• [Set exercise] Rewrite these records with "Wabash Valley" replaced by "Wabash River Valley" and nothing else changed, omitting the pictures.
## Begin Data shown
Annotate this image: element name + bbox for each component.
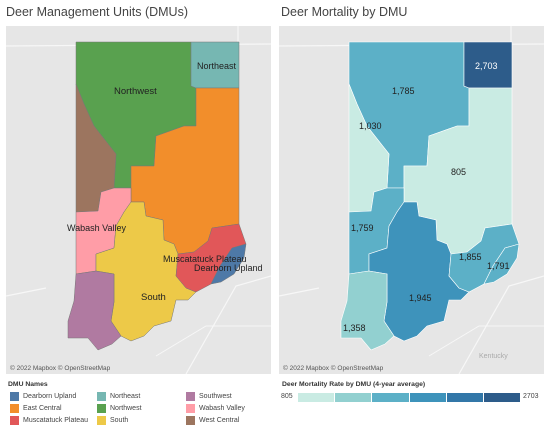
legend-swatch (97, 404, 106, 413)
region-dearborn-upland[interactable] (210, 243, 247, 285)
deer-mortality-map[interactable]: Kentucky 2,703 1,785 1,030 805 1,759 1,8… (279, 26, 544, 374)
scale-step (298, 393, 336, 402)
value-label-muscatatuck-plateau: 1,855 (459, 252, 482, 262)
legend-item-label: Wabash Valley (199, 405, 245, 412)
scale-step (483, 393, 521, 402)
basemap-label-kentucky: Kentucky (479, 353, 508, 360)
value-region-dearborn-upland[interactable] (483, 243, 520, 285)
label-northeast: Northeast (197, 61, 237, 71)
legend-item-label: South (110, 417, 129, 424)
value-label-east-central: 805 (451, 167, 466, 177)
legend-swatch (186, 392, 195, 401)
scale-step (409, 393, 447, 402)
legend-item-label: Northwest (110, 405, 142, 412)
value-label-dearborn-upland: 1,791 (487, 261, 510, 271)
map-attribution: © 2022 Mapbox © OpenStreetMap (283, 365, 384, 372)
legend-item[interactable]: Dearborn Upland (10, 392, 76, 401)
legend-dmu-names-title: DMU Names (8, 381, 48, 388)
region-south[interactable] (95, 201, 197, 342)
legend-item-label: East Central (23, 405, 62, 412)
legend-swatch (97, 416, 106, 425)
scale-step (372, 393, 410, 402)
mortality-color-scale (298, 393, 521, 402)
label-wabash-valley: Wabash Valley (67, 223, 127, 233)
legend-item-label: Dearborn Upland (23, 393, 77, 400)
legend-swatch (186, 416, 195, 425)
map-attribution: © 2022 Mapbox © OpenStreetMap (10, 365, 111, 372)
label-muscatatuck-plateau: Muscatatuck Plateau (163, 254, 247, 264)
scale-max-label: 2703 (523, 393, 539, 400)
region-southwest[interactable] (67, 270, 122, 351)
legend-item[interactable]: Wabash Valley (186, 404, 245, 413)
legend-swatch (10, 416, 19, 425)
value-label-west-central: 1,030 (359, 121, 382, 131)
value-label-wabash-valley: 1,759 (351, 223, 374, 233)
label-northwest: Northwest (114, 86, 157, 97)
legend-item[interactable]: East Central (10, 404, 62, 413)
value-label-northwest: 1,785 (392, 86, 415, 96)
legend-item[interactable]: West Central (186, 416, 239, 425)
label-south: South (141, 292, 166, 303)
value-label-south: 1,945 (409, 293, 432, 303)
legend-item[interactable]: Northeast (97, 392, 140, 401)
legend-item[interactable]: Southwest (186, 392, 232, 401)
left-map-title: Deer Management Units (DMUs) (6, 5, 188, 19)
legend-item-label: Muscatatuck Plateau (23, 417, 88, 424)
legend-swatch (186, 404, 195, 413)
value-label-northeast: 2,703 (475, 61, 498, 71)
value-region-south[interactable] (368, 201, 470, 342)
label-dearborn-upland: Dearborn Upland (194, 263, 263, 273)
right-map-title: Deer Mortality by DMU (281, 5, 408, 19)
value-label-southwest: 1,358 (343, 323, 366, 333)
legend-swatch (97, 392, 106, 401)
legend-item-label: Southwest (199, 393, 232, 400)
legend-item[interactable]: Muscatatuck Plateau (10, 416, 88, 425)
legend-item[interactable]: South (97, 416, 128, 425)
scale-min-label: 805 (281, 393, 293, 400)
legend-item-label: Northeast (110, 393, 141, 400)
legend-item-label: West Central (199, 417, 240, 424)
value-region-southwest[interactable] (340, 270, 395, 351)
legend-item[interactable]: Northwest (97, 404, 142, 413)
legend-swatch (10, 392, 19, 401)
legend-swatch (10, 404, 19, 413)
scale-step (335, 393, 373, 402)
dmu-names-map[interactable]: Northwest Northeast Wabash Valley Muscat… (6, 26, 271, 374)
legend-mortality-rate-title: Deer Mortality Rate by DMU (4-year avera… (282, 381, 426, 388)
scale-step (446, 393, 484, 402)
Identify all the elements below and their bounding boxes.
## End Data shown
• [Result of the task]
Annotate this image: element name + bbox for each component.
legend-swatch (97, 404, 106, 413)
region-dearborn-upland[interactable] (210, 243, 247, 285)
deer-mortality-map[interactable]: Kentucky 2,703 1,785 1,030 805 1,759 1,8… (279, 26, 544, 374)
scale-step (298, 393, 336, 402)
value-label-muscatatuck-plateau: 1,855 (459, 252, 482, 262)
legend-item-label: Wabash River Valley (199, 405, 245, 412)
scale-step (483, 393, 521, 402)
basemap-label-kentucky: Kentucky (479, 353, 508, 360)
value-region-dearborn-upland[interactable] (483, 243, 520, 285)
label-northeast: Northeast (197, 61, 237, 71)
legend-item-label: South (110, 417, 129, 424)
value-label-east-central: 805 (451, 167, 466, 177)
legend-swatch (186, 392, 195, 401)
scale-step (409, 393, 447, 402)
legend-item-label: Northwest (110, 405, 142, 412)
value-label-dearborn-upland: 1,791 (487, 261, 510, 271)
map-attribution: © 2022 Mapbox © OpenStreetMap (283, 365, 384, 372)
legend-item[interactable]: Dearborn Upland (10, 392, 76, 401)
legend-dmu-names-title: DMU Names (8, 381, 48, 388)
region-south[interactable] (95, 201, 197, 342)
legend-item-label: East Central (23, 405, 62, 412)
legend-swatch (97, 416, 106, 425)
scale-step (372, 393, 410, 402)
mortality-color-scale (298, 393, 521, 402)
label-wabash-valley: Wabash River Valley (67, 223, 127, 233)
legend-item-label: Dearborn Upland (23, 393, 77, 400)
legend-swatch (186, 416, 195, 425)
map-attribution: © 2022 Mapbox © OpenStreetMap (10, 365, 111, 372)
label-muscatatuck-plateau: Muscatatuck Plateau (163, 254, 247, 264)
scale-max-label: 2703 (523, 393, 539, 400)
region-southwest[interactable] (67, 270, 122, 351)
legend-item[interactable]: Wabash River Valley (186, 404, 245, 413)
legend-swatch (10, 416, 19, 425)
value-label-west-central: 1,030 (359, 121, 382, 131)
value-label-wabash-valley: 1,759 (351, 223, 374, 233)
label-northwest: Northwest (114, 86, 157, 97)
legend-item[interactable]: East Central (10, 404, 62, 413)
value-label-northwest: 1,785 (392, 86, 415, 96)
legend-item[interactable]: West Central (186, 416, 239, 425)
label-south: South (141, 292, 166, 303)
value-label-south: 1,945 (409, 293, 432, 303)
legend-item[interactable]: Northeast (97, 392, 140, 401)
legend-item[interactable]: Southwest (186, 392, 232, 401)
left-map-title: Deer Management Units (DMUs) (6, 5, 188, 19)
legend-item-label: Muscatatuck Plateau (23, 417, 88, 424)
legend-swatch (186, 404, 195, 413)
value-label-northeast: 2,703 (475, 61, 498, 71)
value-region-south[interactable] (368, 201, 470, 342)
label-dearborn-upland: Dearborn Upland (194, 263, 263, 273)
right-map-title: Deer Mortality by DMU (281, 5, 408, 19)
value-label-southwest: 1,358 (343, 323, 366, 333)
legend-swatch (97, 392, 106, 401)
legend-item-label: Southwest (199, 393, 232, 400)
legend-item[interactable]: Muscatatuck Plateau (10, 416, 88, 425)
legend-item[interactable]: South (97, 416, 128, 425)
scale-min-label: 805 (281, 393, 293, 400)
legend-item-label: Northeast (110, 393, 141, 400)
legend-item-label: West Central (199, 417, 240, 424)
value-region-southwest[interactable] (340, 270, 395, 351)
legend-item[interactable]: Northwest (97, 404, 142, 413)
legend-swatch (10, 392, 19, 401)
legend-swatch (10, 404, 19, 413)
scale-step (335, 393, 373, 402)
dmu-names-map[interactable]: Northwest Northeast Wabash River Valley Muscat… (6, 26, 271, 374)
legend-mortality-rate-title: Deer Mortality Rate by DMU (4-year avera… (282, 381, 426, 388)
scale-step (446, 393, 484, 402)
Identify all the elements below and their bounding boxes.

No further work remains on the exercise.